● **Goal**
Work through the listing below and count the lines that hold "document". Answer with the number alone.
··· The records ···
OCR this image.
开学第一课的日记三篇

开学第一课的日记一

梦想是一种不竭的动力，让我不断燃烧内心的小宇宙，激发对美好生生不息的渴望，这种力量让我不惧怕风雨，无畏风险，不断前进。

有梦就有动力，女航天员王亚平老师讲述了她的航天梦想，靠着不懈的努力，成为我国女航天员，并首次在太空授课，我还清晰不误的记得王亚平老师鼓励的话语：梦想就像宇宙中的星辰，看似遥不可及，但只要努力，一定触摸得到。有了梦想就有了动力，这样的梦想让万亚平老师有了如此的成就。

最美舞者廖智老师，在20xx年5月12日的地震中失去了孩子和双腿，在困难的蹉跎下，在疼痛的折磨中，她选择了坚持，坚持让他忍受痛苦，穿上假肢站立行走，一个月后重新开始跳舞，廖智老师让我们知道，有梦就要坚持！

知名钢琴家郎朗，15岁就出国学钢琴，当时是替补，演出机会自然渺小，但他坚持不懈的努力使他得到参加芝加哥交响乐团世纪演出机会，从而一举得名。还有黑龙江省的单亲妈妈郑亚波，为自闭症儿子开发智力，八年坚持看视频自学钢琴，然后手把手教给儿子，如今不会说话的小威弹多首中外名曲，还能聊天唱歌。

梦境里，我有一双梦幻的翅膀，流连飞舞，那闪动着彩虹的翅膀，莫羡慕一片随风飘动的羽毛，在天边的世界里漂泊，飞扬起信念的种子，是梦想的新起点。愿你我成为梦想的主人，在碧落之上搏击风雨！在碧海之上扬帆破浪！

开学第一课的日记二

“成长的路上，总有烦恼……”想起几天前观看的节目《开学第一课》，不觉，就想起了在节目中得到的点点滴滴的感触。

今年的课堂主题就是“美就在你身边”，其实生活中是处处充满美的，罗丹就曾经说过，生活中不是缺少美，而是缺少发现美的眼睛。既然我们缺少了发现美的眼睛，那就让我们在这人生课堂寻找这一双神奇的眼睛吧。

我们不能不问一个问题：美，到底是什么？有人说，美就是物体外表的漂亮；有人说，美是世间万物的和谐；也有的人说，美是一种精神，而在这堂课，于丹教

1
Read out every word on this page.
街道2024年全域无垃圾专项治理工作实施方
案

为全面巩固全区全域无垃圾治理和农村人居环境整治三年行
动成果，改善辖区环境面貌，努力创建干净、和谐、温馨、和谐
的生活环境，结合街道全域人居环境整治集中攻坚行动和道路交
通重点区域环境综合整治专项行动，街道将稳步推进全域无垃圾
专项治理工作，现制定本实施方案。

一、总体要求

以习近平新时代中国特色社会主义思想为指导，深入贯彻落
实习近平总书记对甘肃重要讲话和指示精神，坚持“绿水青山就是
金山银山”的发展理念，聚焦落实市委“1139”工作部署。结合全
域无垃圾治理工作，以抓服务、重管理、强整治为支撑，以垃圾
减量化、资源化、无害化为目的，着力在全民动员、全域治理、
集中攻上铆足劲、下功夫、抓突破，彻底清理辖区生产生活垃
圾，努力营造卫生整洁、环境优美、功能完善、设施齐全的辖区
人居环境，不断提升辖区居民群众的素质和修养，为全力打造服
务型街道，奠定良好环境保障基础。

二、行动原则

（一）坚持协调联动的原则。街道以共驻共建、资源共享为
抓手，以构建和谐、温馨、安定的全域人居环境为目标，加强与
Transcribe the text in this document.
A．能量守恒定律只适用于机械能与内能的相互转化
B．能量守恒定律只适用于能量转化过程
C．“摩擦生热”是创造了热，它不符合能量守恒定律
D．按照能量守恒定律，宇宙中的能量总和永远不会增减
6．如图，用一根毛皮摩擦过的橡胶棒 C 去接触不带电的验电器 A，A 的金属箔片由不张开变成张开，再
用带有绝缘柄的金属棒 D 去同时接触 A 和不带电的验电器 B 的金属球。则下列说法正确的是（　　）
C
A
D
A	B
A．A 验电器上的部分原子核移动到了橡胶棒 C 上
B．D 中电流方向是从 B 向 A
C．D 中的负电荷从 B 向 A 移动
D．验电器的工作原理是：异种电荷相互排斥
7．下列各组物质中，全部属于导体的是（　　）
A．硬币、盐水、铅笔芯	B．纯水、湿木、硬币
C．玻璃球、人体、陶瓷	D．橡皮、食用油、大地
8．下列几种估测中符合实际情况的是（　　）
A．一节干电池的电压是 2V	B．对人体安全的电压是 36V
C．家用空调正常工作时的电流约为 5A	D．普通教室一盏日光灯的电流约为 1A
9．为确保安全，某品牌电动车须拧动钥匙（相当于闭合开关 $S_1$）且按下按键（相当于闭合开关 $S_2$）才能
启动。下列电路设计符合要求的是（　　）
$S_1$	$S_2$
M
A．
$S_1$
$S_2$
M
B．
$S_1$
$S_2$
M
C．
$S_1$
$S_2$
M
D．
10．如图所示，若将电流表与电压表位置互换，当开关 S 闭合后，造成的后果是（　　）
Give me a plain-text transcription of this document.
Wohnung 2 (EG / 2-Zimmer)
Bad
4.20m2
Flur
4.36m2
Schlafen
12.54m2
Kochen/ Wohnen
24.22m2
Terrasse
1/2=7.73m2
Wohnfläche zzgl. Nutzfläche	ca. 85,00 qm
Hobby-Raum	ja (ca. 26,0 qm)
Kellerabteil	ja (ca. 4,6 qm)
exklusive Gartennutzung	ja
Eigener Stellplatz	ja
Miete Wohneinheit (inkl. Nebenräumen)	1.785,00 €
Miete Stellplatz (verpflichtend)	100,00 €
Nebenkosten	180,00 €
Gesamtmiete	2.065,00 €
···
● **Exercise output**
2